| What this task involves |
Where a line holds "building", copy it.

== Stored records

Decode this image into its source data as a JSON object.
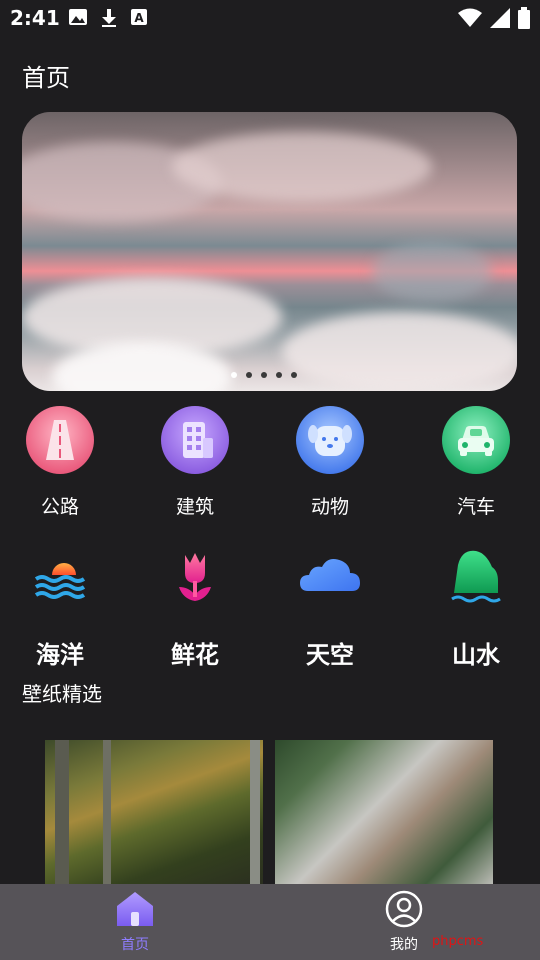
{
  "status_bar": {
    "time": "2:41",
    "left_icons": [
      "image-icon",
      "download-icon",
      "a-box-icon"
    ],
    "right_icons": [
      "wifi-icon",
      "signal-icon",
      "battery-icon"
    ]
  },
  "page_title": "首页",
  "banner": {
    "dots": 5,
    "active_dot": 0
  },
  "categories_row1": [
    {
      "label": "公路",
      "icon": "road-icon",
      "color": "#ef6b86"
    },
    {
      "label": "建筑",
      "icon": "building-icon",
      "color": "#9c73ea"
    },
    {
      "label": "动物",
      "icon": "dog-icon",
      "color": "#5a8cf3"
    },
    {
      "label": "汽车",
      "icon": "car-icon",
      "color": "#2ec47e"
    }
  ],
  "categories_row2": [
    {
      "label": "海洋",
      "icon": "sea-sunset-icon"
    },
    {
      "label": "鲜花",
      "icon": "flower-icon"
    },
    {
      "label": "天空",
      "icon": "cloud-icon"
    },
    {
      "label": "山水",
      "icon": "mountain-water-icon"
    }
  ],
  "section_title": "壁纸精选",
  "tabbar": {
    "home_label": "首页",
    "mine_label": "我的",
    "active_color": "#8f7dff"
  },
  "watermark": "phpcms"
}
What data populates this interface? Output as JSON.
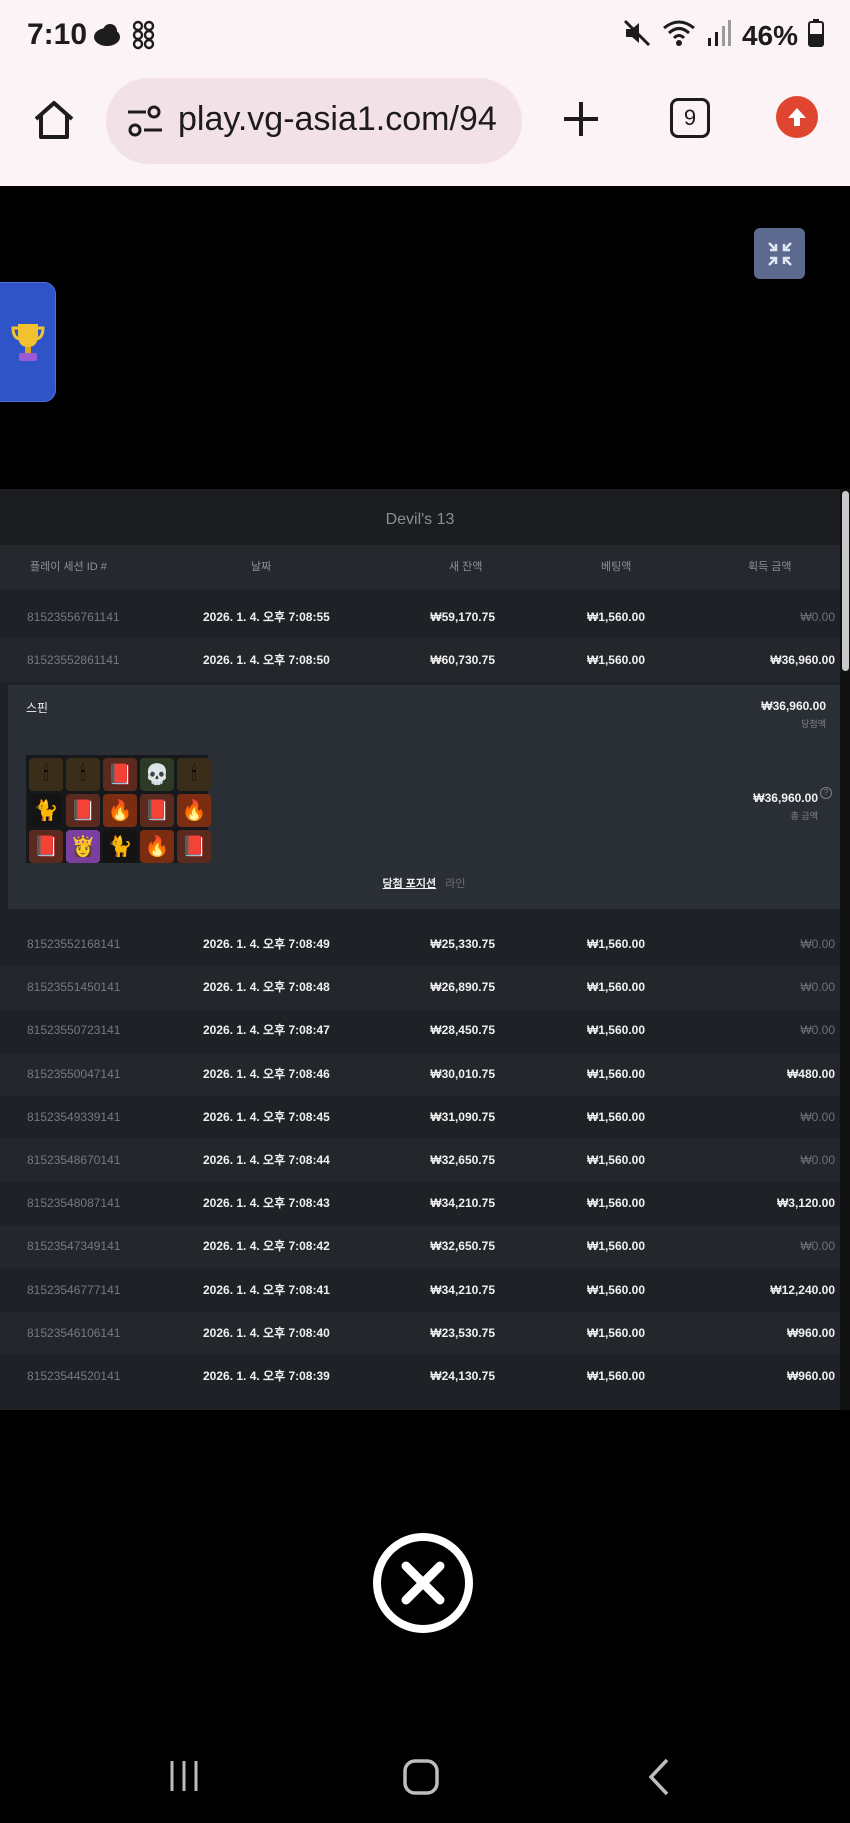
{
  "status_bar": {
    "time": "7:10",
    "battery": "46%",
    "icons": [
      "cloud-icon",
      "apps-grid-icon",
      "mute-icon",
      "wifi-icon",
      "signal-icon",
      "battery-icon"
    ]
  },
  "browser": {
    "url": "play.vg-asia1.com/94",
    "tab_count": "9"
  },
  "panel": {
    "title": "Devil's 13",
    "headers": [
      "플레이 세션 ID #",
      "날짜",
      "새 잔액",
      "베팅액",
      "획득 금액"
    ],
    "rows_top": [
      {
        "id": "81523556761141",
        "date": "2026. 1. 4. 오후 7:08:55",
        "balance": "₩59,170.75",
        "bet": "₩1,560.00",
        "win": "₩0.00"
      },
      {
        "id": "81523552861141",
        "date": "2026. 1. 4. 오후 7:08:50",
        "balance": "₩60,730.75",
        "bet": "₩1,560.00",
        "win": "₩36,960.00"
      }
    ],
    "detail": {
      "label": "스핀",
      "win": "₩36,960.00",
      "win_sub": "당첨액",
      "total": "₩36,960.00",
      "total_sub": "총 금액",
      "tab_active": "당첨 포지션",
      "tab_inactive": "라인"
    },
    "rows": [
      {
        "id": "81523552168141",
        "date": "2026. 1. 4. 오후 7:08:49",
        "balance": "₩25,330.75",
        "bet": "₩1,560.00",
        "win": "₩0.00"
      },
      {
        "id": "81523551450141",
        "date": "2026. 1. 4. 오후 7:08:48",
        "balance": "₩26,890.75",
        "bet": "₩1,560.00",
        "win": "₩0.00"
      },
      {
        "id": "81523550723141",
        "date": "2026. 1. 4. 오후 7:08:47",
        "balance": "₩28,450.75",
        "bet": "₩1,560.00",
        "win": "₩0.00"
      },
      {
        "id": "81523550047141",
        "date": "2026. 1. 4. 오후 7:08:46",
        "balance": "₩30,010.75",
        "bet": "₩1,560.00",
        "win": "₩480.00"
      },
      {
        "id": "81523549339141",
        "date": "2026. 1. 4. 오후 7:08:45",
        "balance": "₩31,090.75",
        "bet": "₩1,560.00",
        "win": "₩0.00"
      },
      {
        "id": "81523548670141",
        "date": "2026. 1. 4. 오후 7:08:44",
        "balance": "₩32,650.75",
        "bet": "₩1,560.00",
        "win": "₩0.00"
      },
      {
        "id": "81523548087141",
        "date": "2026. 1. 4. 오후 7:08:43",
        "balance": "₩34,210.75",
        "bet": "₩1,560.00",
        "win": "₩3,120.00"
      },
      {
        "id": "81523547349141",
        "date": "2026. 1. 4. 오후 7:08:42",
        "balance": "₩32,650.75",
        "bet": "₩1,560.00",
        "win": "₩0.00"
      },
      {
        "id": "81523546777141",
        "date": "2026. 1. 4. 오후 7:08:41",
        "balance": "₩34,210.75",
        "bet": "₩1,560.00",
        "win": "₩12,240.00"
      },
      {
        "id": "81523546106141",
        "date": "2026. 1. 4. 오후 7:08:40",
        "balance": "₩23,530.75",
        "bet": "₩1,560.00",
        "win": "₩960.00"
      },
      {
        "id": "81523544520141",
        "date": "2026. 1. 4. 오후 7:08:39",
        "balance": "₩24,130.75",
        "bet": "₩1,560.00",
        "win": "₩960.00"
      }
    ]
  },
  "colors": {
    "accent_blue": "#2f54c7",
    "upload_red": "#e0452f",
    "panel_bg": "#1e2125"
  }
}
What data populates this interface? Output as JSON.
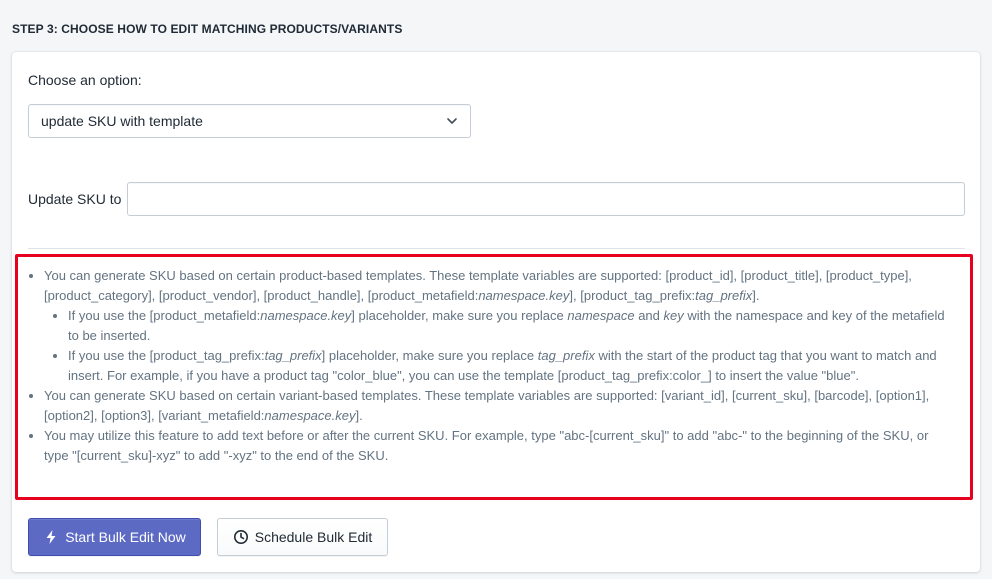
{
  "step_title": "STEP 3: CHOOSE HOW TO EDIT MATCHING PRODUCTS/VARIANTS",
  "option": {
    "label": "Choose an option:",
    "selected": "update SKU with template"
  },
  "sku": {
    "label": "Update SKU to",
    "value": ""
  },
  "info": {
    "bullet1": {
      "text_parts": [
        "You can generate SKU based on certain product-based templates. These template variables are supported: [product_id], [product_title], [product_type], [product_category], [product_vendor], [product_handle], [product_metafield:",
        "namespace.key",
        "], [product_tag_prefix:",
        "tag_prefix",
        "]."
      ],
      "sub1_parts": [
        "If you use the [product_metafield:",
        "namespace.key",
        "] placeholder, make sure you replace ",
        "namespace",
        " and ",
        "key",
        " with the namespace and key of the metafield to be inserted."
      ],
      "sub2_parts": [
        "If you use the [product_tag_prefix:",
        "tag_prefix",
        "] placeholder, make sure you replace ",
        "tag_prefix",
        " with the start of the product tag that you want to match and insert. For example, if you have a product tag \"color_blue\", you can use the template [product_tag_prefix:color_] to insert the value \"blue\"."
      ]
    },
    "bullet2_parts": [
      "You can generate SKU based on certain variant-based templates. These template variables are supported: [variant_id], [current_sku], [barcode], [option1], [option2], [option3], [variant_metafield:",
      "namespace.key",
      "]."
    ],
    "bullet3": "You may utilize this feature to add text before or after the current SKU. For example, type \"abc-[current_sku]\" to add \"abc-\" to the beginning of the SKU, or type \"[current_sku]-xyz\" to add \"-xyz\" to the end of the SKU."
  },
  "buttons": {
    "start": "Start Bulk Edit Now",
    "schedule": "Schedule Bulk Edit"
  },
  "icons": {
    "select": "chevron-down-icon",
    "start": "bolt-icon",
    "schedule": "clock-icon"
  },
  "colors": {
    "primary": "#5c6ac4",
    "highlight_border": "#e8001f",
    "help_text": "#637381"
  }
}
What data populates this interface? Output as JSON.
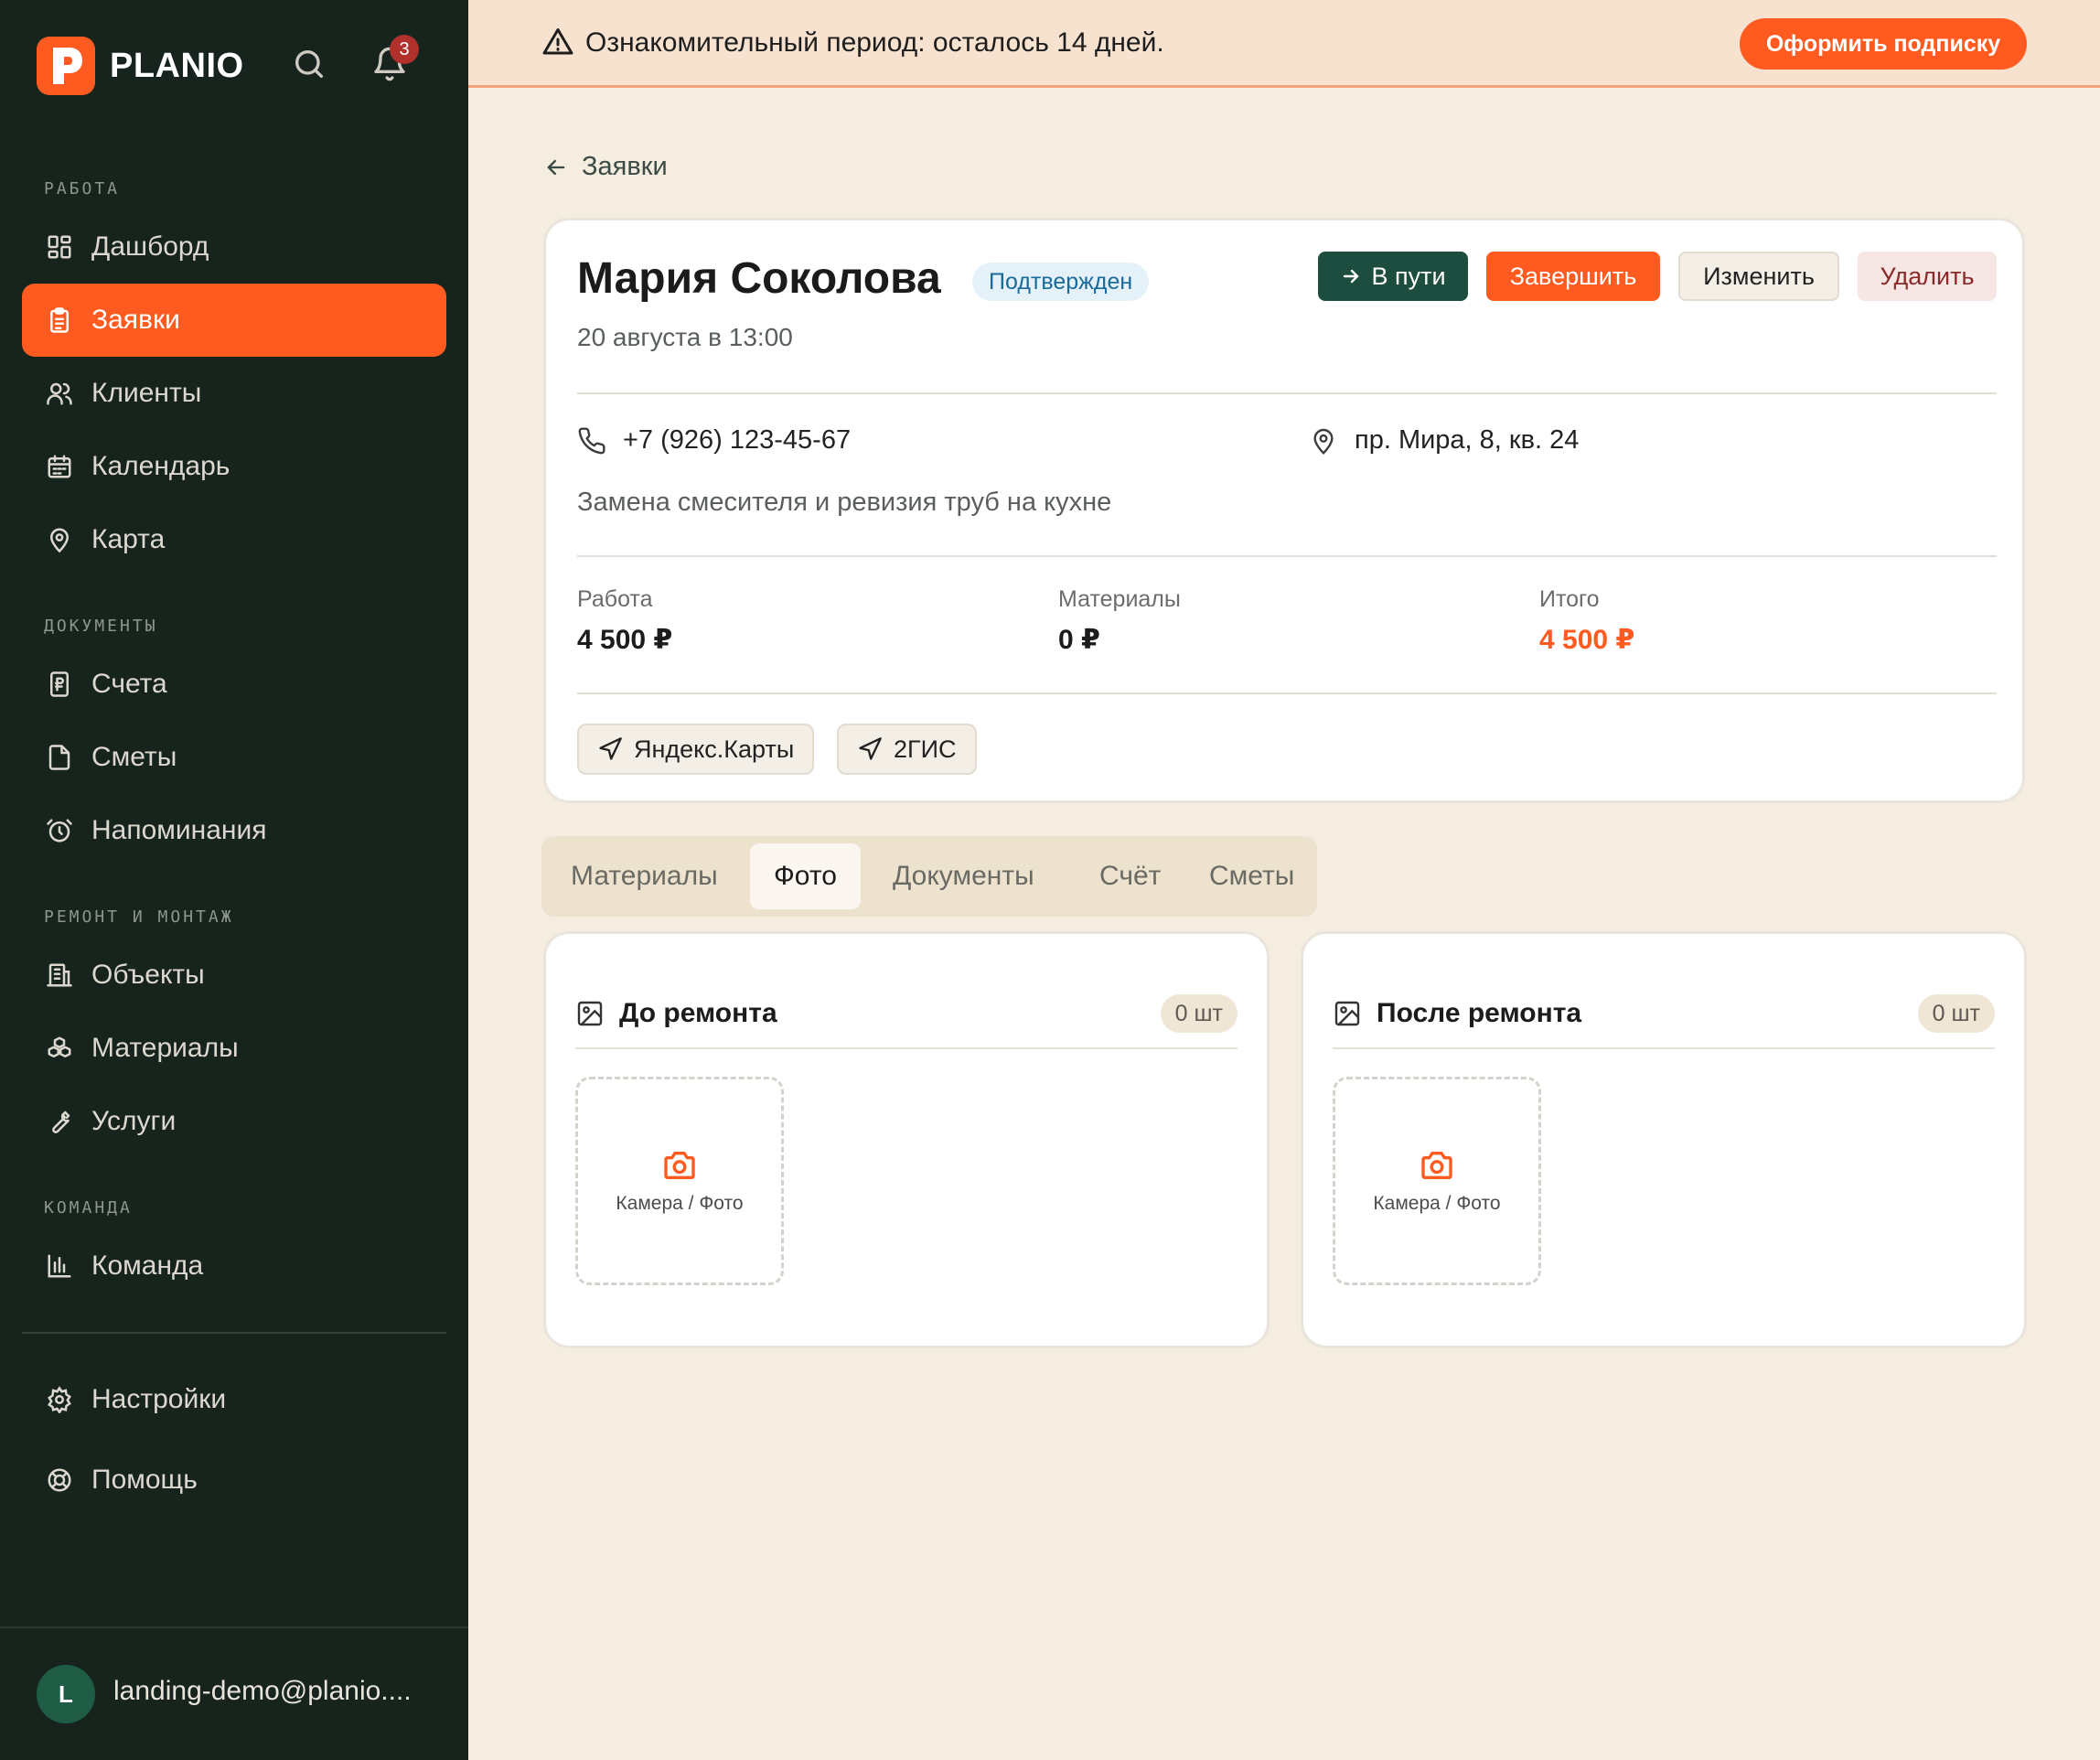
{
  "app": {
    "name": "PLANIO",
    "logo_letter": "P",
    "notifications_count": "3",
    "accent_color": "#ff5a1f",
    "sidebar_color": "#17241e"
  },
  "sidebar": {
    "sections": [
      {
        "label": "РАБОТА"
      },
      {
        "label": "ДОКУМЕНТЫ"
      },
      {
        "label": "РЕМОНТ И МОНТАЖ"
      },
      {
        "label": "КОМАНДА"
      }
    ],
    "items": [
      {
        "label": "Дашборд",
        "icon": "dashboard-icon"
      },
      {
        "label": "Заявки",
        "icon": "clipboard-icon",
        "active": true
      },
      {
        "label": "Клиенты",
        "icon": "users-icon"
      },
      {
        "label": "Календарь",
        "icon": "calendar-icon"
      },
      {
        "label": "Карта",
        "icon": "map-pin-icon"
      },
      {
        "label": "Счета",
        "icon": "receipt-icon"
      },
      {
        "label": "Сметы",
        "icon": "file-icon"
      },
      {
        "label": "Напоминания",
        "icon": "alarm-icon"
      },
      {
        "label": "Объекты",
        "icon": "building-icon"
      },
      {
        "label": "Материалы",
        "icon": "boxes-icon"
      },
      {
        "label": "Услуги",
        "icon": "wrench-icon"
      },
      {
        "label": "Команда",
        "icon": "chart-icon"
      },
      {
        "label": "Настройки",
        "icon": "gear-icon"
      },
      {
        "label": "Помощь",
        "icon": "lifebuoy-icon"
      }
    ],
    "user": {
      "initial": "L",
      "email": "landing-demo@planio...."
    }
  },
  "banner": {
    "text": "Ознакомительный период: осталось 14 дней.",
    "button": "Оформить подписку"
  },
  "breadcrumb": {
    "back_label": "Заявки"
  },
  "order": {
    "client_name": "Мария Соколова",
    "status": "Подтвержден",
    "date": "20 августа в 13:00",
    "actions": {
      "en_route": "В пути",
      "complete": "Завершить",
      "edit": "Изменить",
      "delete": "Удалить"
    },
    "phone": "+7 (926) 123-45-67",
    "address": "пр. Мира, 8, кв. 24",
    "description": "Замена смесителя и ревизия труб на кухне",
    "prices": {
      "work_label": "Работа",
      "work_value": "4 500 ₽",
      "materials_label": "Материалы",
      "materials_value": "0 ₽",
      "total_label": "Итого",
      "total_value": "4 500 ₽"
    },
    "map_links": {
      "yandex": "Яндекс.Карты",
      "twogis": "2ГИС"
    }
  },
  "tabs": [
    {
      "label": "Материалы"
    },
    {
      "label": "Фото",
      "active": true
    },
    {
      "label": "Документы"
    },
    {
      "label": "Счёт"
    },
    {
      "label": "Сметы"
    }
  ],
  "photos": {
    "before": {
      "title": "До ремонта",
      "count": "0 шт",
      "upload_label": "Камера / Фото"
    },
    "after": {
      "title": "После ремонта",
      "count": "0 шт",
      "upload_label": "Камера / Фото"
    }
  }
}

====

| Correct output |
      "icon": "building-icon",
        "icon": "building-icon"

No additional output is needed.